Selection:
First off, you still spend the spell slot even if you cast it as a weak one-action spell. For example, our wizard never casts anything but three-action magic missiles. At low level you just don't have the luxury of "wasting" slots on one-action casts; there's always a better choice to be made. And at high level it's just better to cast three-action MMs while hasted (if you still cast MM that is).

Another spell with variable actions is Heal. But the two-action version is just so much better than the others there's no real choice. Not only does it focus the "fire" into a single character (always good) the amount of healing for the three-action group version can't reach the same total unless you have a very non-standard group (i.e. considerably larger than 4 people).

I think cantrips is where this idea belongs. The issue of "wasting" slots on one-action casts goes away. Plus the cantrips (with Electric Arc as the possible exception) are currently underpowered.
 

In our experience the idea to make the choice between 1, 2 or 3 actions interesting is overall not accomplished.

First off, you still spend the spell slot even if you cast it as a weak one-action spell. For example, our wizard never casts anything but three-action magic missiles. At low level you just don't have the luxury of "wasting" slots on one-action casts; there's always a better choice to be made. And at high level it's just better to cast three-action MMs while hasted (if you still cast MM that is).

Data block:
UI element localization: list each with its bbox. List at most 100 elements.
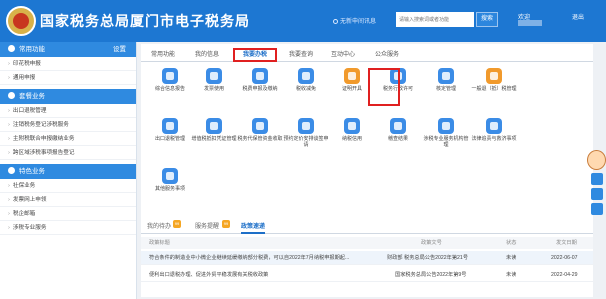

Required task A: Write out the stretch of the post on variable-action spells from "I think cantrips" through "are currently underpowered.".
Required task B: In the post on variable-action spells, which cantrip is named as the possible exception to cantrips being underpowered?

Complete output A:
I think cantrips is where this idea belongs. The issue of "wasting" slots on one-action casts goes away. Plus the cantrips (with Electric Arc as the possible exception) are currently underpowered.

Complete output B: Electric Arc